Output every entry exactly as written, skipping any pictures.

__Data for this task__.
------------
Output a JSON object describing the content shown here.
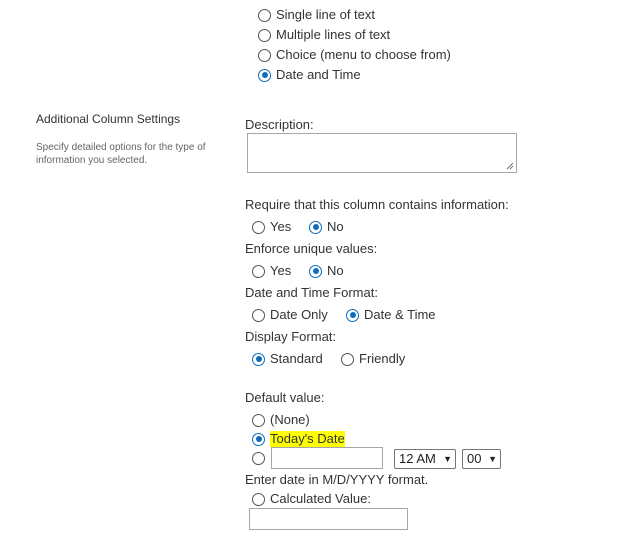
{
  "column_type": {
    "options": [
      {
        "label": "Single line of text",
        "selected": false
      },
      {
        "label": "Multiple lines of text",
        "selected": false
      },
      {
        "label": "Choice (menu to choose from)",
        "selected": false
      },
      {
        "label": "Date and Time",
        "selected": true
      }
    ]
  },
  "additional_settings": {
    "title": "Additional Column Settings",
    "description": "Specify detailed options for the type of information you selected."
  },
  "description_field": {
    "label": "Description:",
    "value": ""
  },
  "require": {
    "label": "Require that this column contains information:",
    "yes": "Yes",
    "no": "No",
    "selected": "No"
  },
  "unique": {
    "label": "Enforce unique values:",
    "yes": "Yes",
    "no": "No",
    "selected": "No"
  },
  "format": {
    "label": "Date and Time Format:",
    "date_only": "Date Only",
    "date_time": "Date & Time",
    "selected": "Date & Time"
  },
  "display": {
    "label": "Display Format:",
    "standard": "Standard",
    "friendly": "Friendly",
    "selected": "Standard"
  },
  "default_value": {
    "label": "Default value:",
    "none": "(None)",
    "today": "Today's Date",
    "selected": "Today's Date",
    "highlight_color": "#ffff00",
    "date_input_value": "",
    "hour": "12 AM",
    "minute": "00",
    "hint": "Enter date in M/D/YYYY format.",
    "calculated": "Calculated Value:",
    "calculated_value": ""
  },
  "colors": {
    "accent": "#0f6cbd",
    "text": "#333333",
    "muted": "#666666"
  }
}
------------
__Written response__.
Output a JSON object describing the content shown here.
{
  "column_type": {
    "options": [
      {
        "label": "Single line of text",
        "selected": false
      },
      {
        "label": "Multiple lines of text",
        "selected": false
      },
      {
        "label": "Choice (menu to choose from)",
        "selected": false
      },
      {
        "label": "Date and Time",
        "selected": true
      }
    ]
  },
  "additional_settings": {
    "title": "Additional Column Settings",
    "description": "Specify detailed options for the type of information you selected."
  },
  "description_field": {
    "label": "Description:",
    "value": ""
  },
  "require": {
    "label": "Require that this column contains information:",
    "yes": "Yes",
    "no": "No",
    "selected": "No"
  },
  "unique": {
    "label": "Enforce unique values:",
    "yes": "Yes",
    "no": "No",
    "selected": "No"
  },
  "format": {
    "label": "Date and Time Format:",
    "date_only": "Date Only",
    "date_time": "Date & Time",
    "selected": "Date & Time"
  },
  "display": {
    "label": "Display Format:",
    "standard": "Standard",
    "friendly": "Friendly",
    "selected": "Standard"
  },
  "default_value": {
    "label": "Default value:",
    "none": "(None)",
    "today": "Today's Date",
    "selected": "Today's Date",
    "highlight_color": "#ffff00",
    "date_input_value": "",
    "hour": "12 AM",
    "minute": "00",
    "hint": "Enter date in M/D/YYYY format.",
    "calculated": "Calculated Value:",
    "calculated_value": ""
  },
  "colors": {
    "accent": "#0f6cbd",
    "text": "#333333",
    "muted": "#666666"
  }
}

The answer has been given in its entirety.